- _TASK DATA_:
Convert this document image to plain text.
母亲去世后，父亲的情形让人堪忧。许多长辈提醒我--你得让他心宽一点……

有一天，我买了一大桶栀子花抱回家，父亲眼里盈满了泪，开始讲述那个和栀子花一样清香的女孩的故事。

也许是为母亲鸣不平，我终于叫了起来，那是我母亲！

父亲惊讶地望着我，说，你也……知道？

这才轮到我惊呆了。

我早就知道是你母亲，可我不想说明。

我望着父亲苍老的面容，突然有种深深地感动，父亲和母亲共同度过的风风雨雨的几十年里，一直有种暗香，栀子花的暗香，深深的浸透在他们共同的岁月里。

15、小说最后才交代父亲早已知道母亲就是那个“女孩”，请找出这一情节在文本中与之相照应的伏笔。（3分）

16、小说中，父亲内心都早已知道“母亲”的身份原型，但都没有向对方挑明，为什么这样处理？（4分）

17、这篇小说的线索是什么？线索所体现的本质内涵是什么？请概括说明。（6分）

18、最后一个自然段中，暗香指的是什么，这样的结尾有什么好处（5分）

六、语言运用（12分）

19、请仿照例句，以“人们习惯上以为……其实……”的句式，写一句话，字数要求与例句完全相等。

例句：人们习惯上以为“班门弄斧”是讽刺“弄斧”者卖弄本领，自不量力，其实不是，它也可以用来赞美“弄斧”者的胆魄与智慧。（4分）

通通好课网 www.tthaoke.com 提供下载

- _EXERCISE DESCRIPTION_:
Repeat each of the entries above precisely as given.

- _ANSWER BELOW_:
Convert this document image to plain text.
母亲去世后，父亲的情形让人堪忧。许多长辈提醒我--你得让他心宽一点……

有一天，我买了一大桶栀子花抱回家，父亲眼里盈满了泪，开始讲述那个和栀子花一样清香的女孩的故事。

也许是为母亲鸣不平，我终于叫了起来，那是我母亲！

父亲惊讶地望着我，说，你也……知道？

这才轮到我惊呆了。

我早就知道是你母亲，可我不想说明。

我望着父亲苍老的面容，突然有种深深地感动，父亲和母亲共同度过的风风雨雨的几十年里，一直有种暗香，栀子花的暗香，深深的浸透在他们共同的岁月里。

15、小说最后才交代父亲早已知道母亲就是那个“女孩”，请找出这一情节在文本中与之相照应的伏笔。（3分）

16、小说中，父亲内心都早已知道“母亲”的身份原型，但都没有向对方挑明，为什么这样处理？（4分）

17、这篇小说的线索是什么？线索所体现的本质内涵是什么？请概括说明。（6分）

18、最后一个自然段中，暗香指的是什么，这样的结尾有什么好处（5分）

六、语言运用（12分）

19、请仿照例句，以“人们习惯上以为……其实……”的句式，写一句话，字数要求与例句完全相等。

例句：人们习惯上以为“班门弄斧”是讽刺“弄斧”者卖弄本领，自不量力，其实不是，它也可以用来赞美“弄斧”者的胆魄与智慧。（4分）

通通好课网 www.tthaoke.com 提供下载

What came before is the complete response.